**REQUIREMENTS:**
Your task is to output all the records below, word for word.

[START PROVIDED RECORDS]

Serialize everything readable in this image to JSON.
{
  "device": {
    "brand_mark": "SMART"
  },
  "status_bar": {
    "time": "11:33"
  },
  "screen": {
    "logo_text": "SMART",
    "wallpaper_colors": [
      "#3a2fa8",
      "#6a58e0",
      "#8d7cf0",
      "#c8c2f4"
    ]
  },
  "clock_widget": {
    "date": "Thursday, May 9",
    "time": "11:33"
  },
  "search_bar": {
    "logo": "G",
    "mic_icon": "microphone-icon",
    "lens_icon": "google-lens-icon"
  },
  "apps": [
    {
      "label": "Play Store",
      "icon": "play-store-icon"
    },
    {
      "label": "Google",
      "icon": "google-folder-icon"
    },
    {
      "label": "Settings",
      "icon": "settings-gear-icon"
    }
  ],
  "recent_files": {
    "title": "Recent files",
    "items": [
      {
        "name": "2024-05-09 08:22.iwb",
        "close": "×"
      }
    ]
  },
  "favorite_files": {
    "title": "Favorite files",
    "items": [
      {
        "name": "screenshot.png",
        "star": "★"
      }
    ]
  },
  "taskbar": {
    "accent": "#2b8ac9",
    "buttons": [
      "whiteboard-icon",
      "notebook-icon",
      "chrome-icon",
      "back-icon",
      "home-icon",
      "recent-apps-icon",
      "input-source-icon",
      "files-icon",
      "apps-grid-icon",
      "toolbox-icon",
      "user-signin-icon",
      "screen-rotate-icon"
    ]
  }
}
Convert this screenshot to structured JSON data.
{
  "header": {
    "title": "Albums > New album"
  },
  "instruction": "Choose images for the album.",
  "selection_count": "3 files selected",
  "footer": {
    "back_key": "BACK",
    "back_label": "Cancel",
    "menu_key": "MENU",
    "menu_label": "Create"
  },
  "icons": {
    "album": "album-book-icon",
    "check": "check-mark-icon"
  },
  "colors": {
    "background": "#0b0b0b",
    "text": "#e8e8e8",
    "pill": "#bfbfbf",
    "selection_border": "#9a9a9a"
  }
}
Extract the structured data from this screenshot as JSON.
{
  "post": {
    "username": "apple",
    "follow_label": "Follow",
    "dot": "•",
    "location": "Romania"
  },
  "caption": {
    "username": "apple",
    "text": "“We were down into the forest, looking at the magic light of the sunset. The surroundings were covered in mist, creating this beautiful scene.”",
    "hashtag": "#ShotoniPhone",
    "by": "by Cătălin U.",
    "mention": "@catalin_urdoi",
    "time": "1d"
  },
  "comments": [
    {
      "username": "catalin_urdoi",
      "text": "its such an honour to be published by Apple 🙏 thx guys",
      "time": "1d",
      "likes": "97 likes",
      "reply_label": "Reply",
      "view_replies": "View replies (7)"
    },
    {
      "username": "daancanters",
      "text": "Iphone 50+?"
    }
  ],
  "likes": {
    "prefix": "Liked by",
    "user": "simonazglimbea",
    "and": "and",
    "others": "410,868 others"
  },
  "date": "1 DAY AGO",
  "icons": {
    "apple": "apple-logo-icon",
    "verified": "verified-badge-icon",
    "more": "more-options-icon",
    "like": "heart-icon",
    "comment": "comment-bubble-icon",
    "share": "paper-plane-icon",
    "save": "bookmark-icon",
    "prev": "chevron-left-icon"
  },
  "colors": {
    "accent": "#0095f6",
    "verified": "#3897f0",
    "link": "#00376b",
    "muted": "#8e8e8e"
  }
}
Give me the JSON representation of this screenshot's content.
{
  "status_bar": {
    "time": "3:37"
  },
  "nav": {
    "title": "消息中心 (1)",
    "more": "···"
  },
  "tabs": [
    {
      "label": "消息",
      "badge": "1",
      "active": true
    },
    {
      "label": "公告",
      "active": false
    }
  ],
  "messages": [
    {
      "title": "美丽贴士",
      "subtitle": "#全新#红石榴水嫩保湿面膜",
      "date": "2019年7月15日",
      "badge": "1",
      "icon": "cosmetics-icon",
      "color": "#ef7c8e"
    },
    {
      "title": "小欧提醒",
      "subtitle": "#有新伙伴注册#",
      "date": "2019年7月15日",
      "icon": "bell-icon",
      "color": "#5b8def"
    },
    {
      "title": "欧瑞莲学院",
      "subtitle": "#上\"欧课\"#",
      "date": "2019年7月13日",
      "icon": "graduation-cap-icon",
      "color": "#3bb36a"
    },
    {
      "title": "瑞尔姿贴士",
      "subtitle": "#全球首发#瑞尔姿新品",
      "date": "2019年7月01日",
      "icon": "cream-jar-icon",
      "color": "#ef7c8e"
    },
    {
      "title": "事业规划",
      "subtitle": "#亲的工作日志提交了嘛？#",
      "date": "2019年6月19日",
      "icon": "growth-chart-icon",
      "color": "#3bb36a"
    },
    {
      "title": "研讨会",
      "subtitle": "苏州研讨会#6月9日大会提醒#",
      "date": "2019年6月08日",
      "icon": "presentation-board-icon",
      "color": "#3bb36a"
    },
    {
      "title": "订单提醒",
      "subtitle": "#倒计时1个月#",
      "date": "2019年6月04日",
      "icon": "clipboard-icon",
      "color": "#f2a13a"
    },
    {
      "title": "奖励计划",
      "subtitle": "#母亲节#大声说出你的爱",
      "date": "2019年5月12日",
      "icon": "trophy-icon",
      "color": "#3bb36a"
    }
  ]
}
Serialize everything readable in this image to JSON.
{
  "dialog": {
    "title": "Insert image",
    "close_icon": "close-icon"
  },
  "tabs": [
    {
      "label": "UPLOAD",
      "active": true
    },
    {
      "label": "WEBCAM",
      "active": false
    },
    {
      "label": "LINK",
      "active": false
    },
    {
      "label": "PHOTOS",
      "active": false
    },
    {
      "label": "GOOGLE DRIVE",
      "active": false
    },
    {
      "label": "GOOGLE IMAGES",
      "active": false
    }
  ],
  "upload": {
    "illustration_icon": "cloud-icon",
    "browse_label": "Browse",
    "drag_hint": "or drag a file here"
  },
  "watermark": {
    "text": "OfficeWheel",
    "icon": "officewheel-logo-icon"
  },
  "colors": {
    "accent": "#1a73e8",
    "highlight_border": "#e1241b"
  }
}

[END PROVIDED RECORDS]

**RIGHT ANSWER:**
Serialize everything readable in this image to JSON.
{
  "device": {
    "brand_mark": "SMART"
  },
  "status_bar": {
    "time": "11:33"
  },
  "screen": {
    "logo_text": "SMART",
    "wallpaper_colors": [
      "#3a2fa8",
      "#6a58e0",
      "#8d7cf0",
      "#c8c2f4"
    ]
  },
  "clock_widget": {
    "date": "Thursday, May 9",
    "time": "11:33"
  },
  "search_bar": {
    "logo": "G",
    "mic_icon": "microphone-icon",
    "lens_icon": "google-lens-icon"
  },
  "apps": [
    {
      "label": "Play Store",
      "icon": "play-store-icon"
    },
    {
      "label": "Google",
      "icon": "google-folder-icon"
    },
    {
      "label": "Settings",
      "icon": "settings-gear-icon"
    }
  ],
  "recent_files": {
    "title": "Recent files",
    "items": [
      {
        "name": "2024-05-09 08:22.iwb",
        "close": "×"
      }
    ]
  },
  "favorite_files": {
    "title": "Favorite files",
    "items": [
      {
        "name": "screenshot.png",
        "star": "★"
      }
    ]
  },
  "taskbar": {
    "accent": "#2b8ac9",
    "buttons": [
      "whiteboard-icon",
      "notebook-icon",
      "chrome-icon",
      "back-icon",
      "home-icon",
      "recent-apps-icon",
      "input-source-icon",
      "files-icon",
      "apps-grid-icon",
      "toolbox-icon",
      "user-signin-icon",
      "screen-rotate-icon"
    ]
  }
}
Convert this screenshot to structured JSON data.
{
  "header": {
    "title": "Albums > New album"
  },
  "instruction": "Choose images for the album.",
  "selection_count": "3 files selected",
  "footer": {
    "back_key": "BACK",
    "back_label": "Cancel",
    "menu_key": "MENU",
    "menu_label": "Create"
  },
  "icons": {
    "album": "album-book-icon",
    "check": "check-mark-icon"
  },
  "colors": {
    "background": "#0b0b0b",
    "text": "#e8e8e8",
    "pill": "#bfbfbf",
    "selection_border": "#9a9a9a"
  }
}
Extract the structured data from this screenshot as JSON.
{
  "post": {
    "username": "apple",
    "follow_label": "Follow",
    "dot": "•",
    "location": "Romania"
  },
  "caption": {
    "username": "apple",
    "text": "“We were down into the forest, looking at the magic light of the sunset. The surroundings were covered in mist, creating this beautiful scene.”",
    "hashtag": "#ShotoniPhone",
    "by": "by Cătălin U.",
    "mention": "@catalin_urdoi",
    "time": "1d"
  },
  "comments": [
    {
      "username": "catalin_urdoi",
      "text": "its such an honour to be published by Apple 🙏 thx guys",
      "time": "1d",
      "likes": "97 likes",
      "reply_label": "Reply",
      "view_replies": "View replies (7)"
    },
    {
      "username": "daancanters",
      "text": "Iphone 50+?"
    }
  ],
  "likes": {
    "prefix": "Liked by",
    "user": "simonazglimbea",
    "and": "and",
    "others": "410,868 others"
  },
  "date": "1 DAY AGO",
  "icons": {
    "apple": "apple-logo-icon",
    "verified": "verified-badge-icon",
    "more": "more-options-icon",
    "like": "heart-icon",
    "comment": "comment-bubble-icon",
    "share": "paper-plane-icon",
    "save": "bookmark-icon",
    "prev": "chevron-left-icon"
  },
  "colors": {
    "accent": "#0095f6",
    "verified": "#3897f0",
    "link": "#00376b",
    "muted": "#8e8e8e"
  }
}
Give me the JSON representation of this screenshot's content.
{
  "status_bar": {
    "time": "3:37"
  },
  "nav": {
    "title": "消息中心 (1)",
    "more": "···"
  },
  "tabs": [
    {
      "label": "消息",
      "badge": "1",
      "active": true
    },
    {
      "label": "公告",
      "active": false
    }
  ],
  "messages": [
    {
      "title": "美丽贴士",
      "subtitle": "#全新#红石榴水嫩保湿面膜",
      "date": "2019年7月15日",
      "badge": "1",
      "icon": "cosmetics-icon",
      "color": "#ef7c8e"
    },
    {
      "title": "小欧提醒",
      "subtitle": "#有新伙伴注册#",
      "date": "2019年7月15日",
      "icon": "bell-icon",
      "color": "#5b8def"
    },
    {
      "title": "欧瑞莲学院",
      "subtitle": "#上\"欧课\"#",
      "date": "2019年7月13日",
      "icon": "graduation-cap-icon",
      "color": "#3bb36a"
    },
    {
      "title": "瑞尔姿贴士",
      "subtitle": "#全球首发#瑞尔姿新品",
      "date": "2019年7月01日",
      "icon": "cream-jar-icon",
      "color": "#ef7c8e"
    },
    {
      "title": "事业规划",
      "subtitle": "#亲的工作日志提交了嘛？#",
      "date": "2019年6月19日",
      "icon": "growth-chart-icon",
      "color": "#3bb36a"
    },
    {
      "title": "研讨会",
      "subtitle": "苏州研讨会#6月9日大会提醒#",
      "date": "2019年6月08日",
      "icon": "presentation-board-icon",
      "color": "#3bb36a"
    },
    {
      "title": "订单提醒",
      "subtitle": "#倒计时1个月#",
      "date": "2019年6月04日",
      "icon": "clipboard-icon",
      "color": "#f2a13a"
    },
    {
      "title": "奖励计划",
      "subtitle": "#母亲节#大声说出你的爱",
      "date": "2019年5月12日",
      "icon": "trophy-icon",
      "color": "#3bb36a"
    }
  ]
}
Serialize everything readable in this image to JSON.
{
  "dialog": {
    "title": "Insert image",
    "close_icon": "close-icon"
  },
  "tabs": [
    {
      "label": "UPLOAD",
      "active": true
    },
    {
      "label": "WEBCAM",
      "active": false
    },
    {
      "label": "LINK",
      "active": false
    },
    {
      "label": "PHOTOS",
      "active": false
    },
    {
      "label": "GOOGLE DRIVE",
      "active": false
    },
    {
      "label": "GOOGLE IMAGES",
      "active": false
    }
  ],
  "upload": {
    "illustration_icon": "cloud-icon",
    "browse_label": "Browse",
    "drag_hint": "or drag a file here"
  },
  "watermark": {
    "text": "OfficeWheel",
    "icon": "officewheel-logo-icon"
  },
  "colors": {
    "accent": "#1a73e8",
    "highlight_border": "#e1241b"
  }
}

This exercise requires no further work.